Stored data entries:
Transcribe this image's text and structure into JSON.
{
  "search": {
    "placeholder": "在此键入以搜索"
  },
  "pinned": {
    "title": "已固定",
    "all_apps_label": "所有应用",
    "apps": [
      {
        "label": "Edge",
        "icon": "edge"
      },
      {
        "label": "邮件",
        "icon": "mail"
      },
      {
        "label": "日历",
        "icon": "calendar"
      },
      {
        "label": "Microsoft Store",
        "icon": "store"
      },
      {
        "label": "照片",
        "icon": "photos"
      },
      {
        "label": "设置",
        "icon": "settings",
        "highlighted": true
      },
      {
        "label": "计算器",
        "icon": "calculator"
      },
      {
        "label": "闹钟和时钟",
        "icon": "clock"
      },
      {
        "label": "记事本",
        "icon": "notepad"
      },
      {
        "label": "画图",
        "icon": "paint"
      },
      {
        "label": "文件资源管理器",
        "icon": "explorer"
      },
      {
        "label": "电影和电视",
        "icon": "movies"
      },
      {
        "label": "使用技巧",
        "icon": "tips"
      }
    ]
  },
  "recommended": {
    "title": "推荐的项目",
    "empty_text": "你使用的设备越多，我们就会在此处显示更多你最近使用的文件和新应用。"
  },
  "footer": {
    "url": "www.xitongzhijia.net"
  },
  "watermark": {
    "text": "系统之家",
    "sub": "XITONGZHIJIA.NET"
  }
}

Stated exercise.
Print all of the data exactly as it was given.

Full output.
Transcribe this image's text and structure into JSON.
{
  "search": {
    "placeholder": "在此键入以搜索"
  },
  "pinned": {
    "title": "已固定",
    "all_apps_label": "所有应用",
    "apps": [
      {
        "label": "Edge",
        "icon": "edge"
      },
      {
        "label": "邮件",
        "icon": "mail"
      },
      {
        "label": "日历",
        "icon": "calendar"
      },
      {
        "label": "Microsoft Store",
        "icon": "store"
      },
      {
        "label": "照片",
        "icon": "photos"
      },
      {
        "label": "设置",
        "icon": "settings",
        "highlighted": true
      },
      {
        "label": "计算器",
        "icon": "calculator"
      },
      {
        "label": "闹钟和时钟",
        "icon": "clock"
      },
      {
        "label": "记事本",
        "icon": "notepad"
      },
      {
        "label": "画图",
        "icon": "paint"
      },
      {
        "label": "文件资源管理器",
        "icon": "explorer"
      },
      {
        "label": "电影和电视",
        "icon": "movies"
      },
      {
        "label": "使用技巧",
        "icon": "tips"
      }
    ]
  },
  "recommended": {
    "title": "推荐的项目",
    "empty_text": "你使用的设备越多，我们就会在此处显示更多你最近使用的文件和新应用。"
  },
  "footer": {
    "url": "www.xitongzhijia.net"
  },
  "watermark": {
    "text": "系统之家",
    "sub": "XITONGZHIJIA.NET"
  }
}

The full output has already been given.